● DATASET EXTRACT:
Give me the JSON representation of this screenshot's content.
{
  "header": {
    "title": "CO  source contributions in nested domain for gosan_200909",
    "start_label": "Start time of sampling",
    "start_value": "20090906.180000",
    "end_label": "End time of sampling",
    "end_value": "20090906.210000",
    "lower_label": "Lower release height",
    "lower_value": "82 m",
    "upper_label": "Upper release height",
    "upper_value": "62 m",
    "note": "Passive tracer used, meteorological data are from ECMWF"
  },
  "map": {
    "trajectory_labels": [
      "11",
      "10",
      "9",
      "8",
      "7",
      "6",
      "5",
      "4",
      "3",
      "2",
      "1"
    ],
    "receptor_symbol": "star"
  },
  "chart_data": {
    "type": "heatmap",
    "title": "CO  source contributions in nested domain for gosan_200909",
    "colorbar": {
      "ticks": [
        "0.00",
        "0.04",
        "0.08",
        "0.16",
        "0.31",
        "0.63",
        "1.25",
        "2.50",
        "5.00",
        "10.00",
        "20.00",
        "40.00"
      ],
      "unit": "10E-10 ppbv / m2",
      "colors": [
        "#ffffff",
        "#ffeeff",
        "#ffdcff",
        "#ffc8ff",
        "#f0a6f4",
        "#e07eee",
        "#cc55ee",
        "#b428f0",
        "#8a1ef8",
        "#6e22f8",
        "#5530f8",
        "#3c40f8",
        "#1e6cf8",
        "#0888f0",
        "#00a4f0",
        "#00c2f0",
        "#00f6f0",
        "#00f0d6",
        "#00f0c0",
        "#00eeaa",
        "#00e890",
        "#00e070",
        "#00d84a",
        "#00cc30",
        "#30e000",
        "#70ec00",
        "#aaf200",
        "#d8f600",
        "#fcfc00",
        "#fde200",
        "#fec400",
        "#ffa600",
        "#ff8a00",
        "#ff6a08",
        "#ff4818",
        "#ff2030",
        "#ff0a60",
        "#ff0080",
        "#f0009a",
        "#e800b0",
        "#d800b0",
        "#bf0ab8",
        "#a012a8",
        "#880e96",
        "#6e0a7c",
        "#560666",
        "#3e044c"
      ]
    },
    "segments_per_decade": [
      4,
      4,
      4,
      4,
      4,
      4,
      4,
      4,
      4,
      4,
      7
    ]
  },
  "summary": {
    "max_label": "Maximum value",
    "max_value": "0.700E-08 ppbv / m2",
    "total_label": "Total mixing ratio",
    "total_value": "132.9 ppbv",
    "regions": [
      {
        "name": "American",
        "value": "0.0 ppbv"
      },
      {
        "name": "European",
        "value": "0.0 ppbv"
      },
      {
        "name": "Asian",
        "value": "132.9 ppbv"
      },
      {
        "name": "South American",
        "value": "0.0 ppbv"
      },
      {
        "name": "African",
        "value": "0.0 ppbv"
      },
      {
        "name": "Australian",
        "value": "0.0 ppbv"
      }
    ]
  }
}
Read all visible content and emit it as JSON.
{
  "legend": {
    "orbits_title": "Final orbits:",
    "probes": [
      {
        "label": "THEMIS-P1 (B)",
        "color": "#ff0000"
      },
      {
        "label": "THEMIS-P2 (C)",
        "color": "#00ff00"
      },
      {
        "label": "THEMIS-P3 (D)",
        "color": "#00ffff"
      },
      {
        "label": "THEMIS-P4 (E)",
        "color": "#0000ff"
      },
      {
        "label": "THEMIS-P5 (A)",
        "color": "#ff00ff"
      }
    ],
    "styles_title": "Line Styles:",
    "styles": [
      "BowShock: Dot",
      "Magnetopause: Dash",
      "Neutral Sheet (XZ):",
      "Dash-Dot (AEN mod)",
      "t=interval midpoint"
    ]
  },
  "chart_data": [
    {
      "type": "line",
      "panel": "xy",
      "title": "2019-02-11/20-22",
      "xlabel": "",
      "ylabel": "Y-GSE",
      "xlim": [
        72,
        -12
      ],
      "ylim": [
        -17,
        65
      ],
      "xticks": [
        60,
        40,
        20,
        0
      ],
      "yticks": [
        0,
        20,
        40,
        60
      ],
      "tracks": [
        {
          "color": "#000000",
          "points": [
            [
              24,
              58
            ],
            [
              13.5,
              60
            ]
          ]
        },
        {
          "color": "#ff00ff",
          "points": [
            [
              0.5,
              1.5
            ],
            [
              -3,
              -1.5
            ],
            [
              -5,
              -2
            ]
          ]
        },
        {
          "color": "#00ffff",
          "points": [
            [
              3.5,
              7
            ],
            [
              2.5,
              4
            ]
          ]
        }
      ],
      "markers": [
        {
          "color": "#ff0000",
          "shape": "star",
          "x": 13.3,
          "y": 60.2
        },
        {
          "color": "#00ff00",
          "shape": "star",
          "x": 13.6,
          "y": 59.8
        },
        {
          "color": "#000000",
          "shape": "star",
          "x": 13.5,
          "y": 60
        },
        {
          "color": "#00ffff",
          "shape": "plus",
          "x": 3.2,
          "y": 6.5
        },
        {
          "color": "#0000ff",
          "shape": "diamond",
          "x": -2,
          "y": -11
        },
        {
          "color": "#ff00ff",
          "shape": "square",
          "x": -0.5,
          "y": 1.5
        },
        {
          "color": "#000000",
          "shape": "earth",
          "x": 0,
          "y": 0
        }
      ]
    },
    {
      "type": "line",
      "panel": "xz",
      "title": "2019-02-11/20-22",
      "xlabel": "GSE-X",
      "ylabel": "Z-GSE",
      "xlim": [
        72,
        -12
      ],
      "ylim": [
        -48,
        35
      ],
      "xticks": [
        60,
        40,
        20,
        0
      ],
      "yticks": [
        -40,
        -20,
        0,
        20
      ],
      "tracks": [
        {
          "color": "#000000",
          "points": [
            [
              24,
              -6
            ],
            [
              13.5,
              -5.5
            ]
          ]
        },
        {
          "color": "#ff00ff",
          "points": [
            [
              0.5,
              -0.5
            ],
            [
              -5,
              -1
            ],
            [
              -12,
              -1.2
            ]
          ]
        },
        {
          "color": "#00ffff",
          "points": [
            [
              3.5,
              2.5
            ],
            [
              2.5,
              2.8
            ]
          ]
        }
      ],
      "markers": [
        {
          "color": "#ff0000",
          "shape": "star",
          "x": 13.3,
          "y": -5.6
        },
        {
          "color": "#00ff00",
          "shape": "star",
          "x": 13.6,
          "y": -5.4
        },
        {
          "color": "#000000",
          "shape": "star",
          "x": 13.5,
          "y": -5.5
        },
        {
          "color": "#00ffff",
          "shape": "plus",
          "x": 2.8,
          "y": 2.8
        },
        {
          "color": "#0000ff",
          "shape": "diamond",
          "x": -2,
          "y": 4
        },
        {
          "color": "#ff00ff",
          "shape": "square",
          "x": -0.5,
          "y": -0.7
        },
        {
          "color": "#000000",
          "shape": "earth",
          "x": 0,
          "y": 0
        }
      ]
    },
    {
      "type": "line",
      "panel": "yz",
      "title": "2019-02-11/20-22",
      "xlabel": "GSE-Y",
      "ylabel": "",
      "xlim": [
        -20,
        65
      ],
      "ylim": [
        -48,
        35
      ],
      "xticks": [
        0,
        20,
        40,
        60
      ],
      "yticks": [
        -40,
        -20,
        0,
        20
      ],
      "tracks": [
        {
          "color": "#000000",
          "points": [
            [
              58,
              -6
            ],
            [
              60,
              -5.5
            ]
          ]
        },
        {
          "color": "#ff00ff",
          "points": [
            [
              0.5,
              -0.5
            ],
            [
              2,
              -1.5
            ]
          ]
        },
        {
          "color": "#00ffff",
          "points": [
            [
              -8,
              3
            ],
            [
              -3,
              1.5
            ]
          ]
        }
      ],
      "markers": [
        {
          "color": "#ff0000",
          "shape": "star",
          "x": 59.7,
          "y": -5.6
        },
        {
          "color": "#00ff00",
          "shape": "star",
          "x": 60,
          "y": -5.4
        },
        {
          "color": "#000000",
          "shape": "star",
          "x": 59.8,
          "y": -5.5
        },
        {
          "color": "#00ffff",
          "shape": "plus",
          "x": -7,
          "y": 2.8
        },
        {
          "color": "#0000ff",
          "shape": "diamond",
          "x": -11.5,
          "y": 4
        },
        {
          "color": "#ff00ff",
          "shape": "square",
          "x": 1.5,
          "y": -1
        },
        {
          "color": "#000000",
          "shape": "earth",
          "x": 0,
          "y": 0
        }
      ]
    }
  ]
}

● YOUR GOAL: Scan the records for the string "JSON". Copy each line in which it appears.

● EXERCISE RESPONSE:
Give me the JSON representation of this screenshot's content.
Read all visible content and emit it as JSON.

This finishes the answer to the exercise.